** START Extracted data **
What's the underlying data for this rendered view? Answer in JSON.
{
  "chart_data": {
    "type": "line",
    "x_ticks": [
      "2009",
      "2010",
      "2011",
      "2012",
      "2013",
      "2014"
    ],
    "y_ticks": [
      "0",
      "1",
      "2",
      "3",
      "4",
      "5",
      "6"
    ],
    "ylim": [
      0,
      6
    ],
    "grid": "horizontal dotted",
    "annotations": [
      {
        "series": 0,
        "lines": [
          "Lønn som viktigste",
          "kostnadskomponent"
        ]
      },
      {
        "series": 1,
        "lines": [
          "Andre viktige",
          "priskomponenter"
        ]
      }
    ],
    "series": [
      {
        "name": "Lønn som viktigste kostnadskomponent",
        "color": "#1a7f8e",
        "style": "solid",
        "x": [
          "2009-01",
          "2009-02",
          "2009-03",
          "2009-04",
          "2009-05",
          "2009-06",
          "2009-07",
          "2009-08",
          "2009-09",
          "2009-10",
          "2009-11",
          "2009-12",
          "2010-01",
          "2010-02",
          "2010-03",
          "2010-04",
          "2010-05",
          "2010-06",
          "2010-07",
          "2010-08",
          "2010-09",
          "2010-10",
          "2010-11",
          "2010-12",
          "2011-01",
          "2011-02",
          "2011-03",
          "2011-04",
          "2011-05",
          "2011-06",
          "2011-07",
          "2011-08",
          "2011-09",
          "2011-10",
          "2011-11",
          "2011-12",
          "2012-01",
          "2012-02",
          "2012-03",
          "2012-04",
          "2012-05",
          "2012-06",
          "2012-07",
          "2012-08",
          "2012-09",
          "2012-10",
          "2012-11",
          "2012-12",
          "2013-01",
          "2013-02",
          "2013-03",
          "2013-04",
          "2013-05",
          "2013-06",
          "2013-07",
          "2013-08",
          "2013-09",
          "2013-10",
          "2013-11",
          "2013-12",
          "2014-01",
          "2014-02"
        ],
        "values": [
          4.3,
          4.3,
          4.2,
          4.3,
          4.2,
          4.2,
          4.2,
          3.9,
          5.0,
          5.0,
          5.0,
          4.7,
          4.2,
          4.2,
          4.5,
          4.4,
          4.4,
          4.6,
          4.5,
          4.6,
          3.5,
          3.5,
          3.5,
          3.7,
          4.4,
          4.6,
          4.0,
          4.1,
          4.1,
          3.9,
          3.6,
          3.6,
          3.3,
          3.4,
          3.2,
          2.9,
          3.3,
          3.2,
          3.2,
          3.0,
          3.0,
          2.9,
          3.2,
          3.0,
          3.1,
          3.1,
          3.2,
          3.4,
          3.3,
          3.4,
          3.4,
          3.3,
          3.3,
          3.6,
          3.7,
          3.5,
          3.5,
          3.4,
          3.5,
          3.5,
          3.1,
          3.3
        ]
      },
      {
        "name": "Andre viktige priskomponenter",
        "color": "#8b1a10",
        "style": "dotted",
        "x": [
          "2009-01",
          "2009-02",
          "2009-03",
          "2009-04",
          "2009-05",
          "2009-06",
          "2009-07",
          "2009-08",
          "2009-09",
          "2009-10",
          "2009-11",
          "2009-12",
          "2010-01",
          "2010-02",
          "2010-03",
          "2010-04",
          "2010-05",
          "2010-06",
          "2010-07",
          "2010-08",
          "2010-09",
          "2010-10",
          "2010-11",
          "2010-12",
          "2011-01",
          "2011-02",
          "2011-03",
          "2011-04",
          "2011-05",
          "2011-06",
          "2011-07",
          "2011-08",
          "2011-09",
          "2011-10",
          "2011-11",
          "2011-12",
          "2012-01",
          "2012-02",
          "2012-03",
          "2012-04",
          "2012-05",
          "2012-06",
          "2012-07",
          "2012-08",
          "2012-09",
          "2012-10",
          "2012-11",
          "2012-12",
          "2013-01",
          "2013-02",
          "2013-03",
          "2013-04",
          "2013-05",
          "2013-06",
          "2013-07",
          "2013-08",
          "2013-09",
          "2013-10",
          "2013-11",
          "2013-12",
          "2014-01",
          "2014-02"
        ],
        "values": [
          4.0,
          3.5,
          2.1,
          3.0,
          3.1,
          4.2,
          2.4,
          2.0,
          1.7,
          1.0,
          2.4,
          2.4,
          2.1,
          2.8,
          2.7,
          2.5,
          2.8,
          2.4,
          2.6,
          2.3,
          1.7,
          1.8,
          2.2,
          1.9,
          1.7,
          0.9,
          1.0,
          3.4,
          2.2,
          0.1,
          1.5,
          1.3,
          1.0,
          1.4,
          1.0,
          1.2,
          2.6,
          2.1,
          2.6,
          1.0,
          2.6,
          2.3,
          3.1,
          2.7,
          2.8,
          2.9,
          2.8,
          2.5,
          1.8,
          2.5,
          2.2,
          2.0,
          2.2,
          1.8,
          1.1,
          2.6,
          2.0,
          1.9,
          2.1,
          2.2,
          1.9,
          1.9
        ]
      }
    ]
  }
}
** END Extracted data **
**Exercise instructions**
Write each line above out exactly.

**The output**
What's the underlying data for this rendered view? Answer in JSON.
{
  "chart_data": {
    "type": "line",
    "x_ticks": [
      "2009",
      "2010",
      "2011",
      "2012",
      "2013",
      "2014"
    ],
    "y_ticks": [
      "0",
      "1",
      "2",
      "3",
      "4",
      "5",
      "6"
    ],
    "ylim": [
      0,
      6
    ],
    "grid": "horizontal dotted",
    "annotations": [
      {
        "series": 0,
        "lines": [
          "Lønn som viktigste",
          "kostnadskomponent"
        ]
      },
      {
        "series": 1,
        "lines": [
          "Andre viktige",
          "priskomponenter"
        ]
      }
    ],
    "series": [
      {
        "name": "Lønn som viktigste kostnadskomponent",
        "color": "#1a7f8e",
        "style": "solid",
        "x": [
          "2009-01",
          "2009-02",
          "2009-03",
          "2009-04",
          "2009-05",
          "2009-06",
          "2009-07",
          "2009-08",
          "2009-09",
          "2009-10",
          "2009-11",
          "2009-12",
          "2010-01",
          "2010-02",
          "2010-03",
          "2010-04",
          "2010-05",
          "2010-06",
          "2010-07",
          "2010-08",
          "2010-09",
          "2010-10",
          "2010-11",
          "2010-12",
          "2011-01",
          "2011-02",
          "2011-03",
          "2011-04",
          "2011-05",
          "2011-06",
          "2011-07",
          "2011-08",
          "2011-09",
          "2011-10",
          "2011-11",
          "2011-12",
          "2012-01",
          "2012-02",
          "2012-03",
          "2012-04",
          "2012-05",
          "2012-06",
          "2012-07",
          "2012-08",
          "2012-09",
          "2012-10",
          "2012-11",
          "2012-12",
          "2013-01",
          "2013-02",
          "2013-03",
          "2013-04",
          "2013-05",
          "2013-06",
          "2013-07",
          "2013-08",
          "2013-09",
          "2013-10",
          "2013-11",
          "2013-12",
          "2014-01",
          "2014-02"
        ],
        "values": [
          4.3,
          4.3,
          4.2,
          4.3,
          4.2,
          4.2,
          4.2,
          3.9,
          5.0,
          5.0,
          5.0,
          4.7,
          4.2,
          4.2,
          4.5,
          4.4,
          4.4,
          4.6,
          4.5,
          4.6,
          3.5,
          3.5,
          3.5,
          3.7,
          4.4,
          4.6,
          4.0,
          4.1,
          4.1,
          3.9,
          3.6,
          3.6,
          3.3,
          3.4,
          3.2,
          2.9,
          3.3,
          3.2,
          3.2,
          3.0,
          3.0,
          2.9,
          3.2,
          3.0,
          3.1,
          3.1,
          3.2,
          3.4,
          3.3,
          3.4,
          3.4,
          3.3,
          3.3,
          3.6,
          3.7,
          3.5,
          3.5,
          3.4,
          3.5,
          3.5,
          3.1,
          3.3
        ]
      },
      {
        "name": "Andre viktige priskomponenter",
        "color": "#8b1a10",
        "style": "dotted",
        "x": [
          "2009-01",
          "2009-02",
          "2009-03",
          "2009-04",
          "2009-05",
          "2009-06",
          "2009-07",
          "2009-08",
          "2009-09",
          "2009-10",
          "2009-11",
          "2009-12",
          "2010-01",
          "2010-02",
          "2010-03",
          "2010-04",
          "2010-05",
          "2010-06",
          "2010-07",
          "2010-08",
          "2010-09",
          "2010-10",
          "2010-11",
          "2010-12",
          "2011-01",
          "2011-02",
          "2011-03",
          "2011-04",
          "2011-05",
          "2011-06",
          "2011-07",
          "2011-08",
          "2011-09",
          "2011-10",
          "2011-11",
          "2011-12",
          "2012-01",
          "2012-02",
          "2012-03",
          "2012-04",
          "2012-05",
          "2012-06",
          "2012-07",
          "2012-08",
          "2012-09",
          "2012-10",
          "2012-11",
          "2012-12",
          "2013-01",
          "2013-02",
          "2013-03",
          "2013-04",
          "2013-05",
          "2013-06",
          "2013-07",
          "2013-08",
          "2013-09",
          "2013-10",
          "2013-11",
          "2013-12",
          "2014-01",
          "2014-02"
        ],
        "values": [
          4.0,
          3.5,
          2.1,
          3.0,
          3.1,
          4.2,
          2.4,
          2.0,
          1.7,
          1.0,
          2.4,
          2.4,
          2.1,
          2.8,
          2.7,
          2.5,
          2.8,
          2.4,
          2.6,
          2.3,
          1.7,
          1.8,
          2.2,
          1.9,
          1.7,
          0.9,
          1.0,
          3.4,
          2.2,
          0.1,
          1.5,
          1.3,
          1.0,
          1.4,
          1.0,
          1.2,
          2.6,
          2.1,
          2.6,
          1.0,
          2.6,
          2.3,
          3.1,
          2.7,
          2.8,
          2.9,
          2.8,
          2.5,
          1.8,
          2.5,
          2.2,
          2.0,
          2.2,
          1.8,
          1.1,
          2.6,
          2.0,
          1.9,
          2.1,
          2.2,
          1.9,
          1.9
        ]
      }
    ]
  }
}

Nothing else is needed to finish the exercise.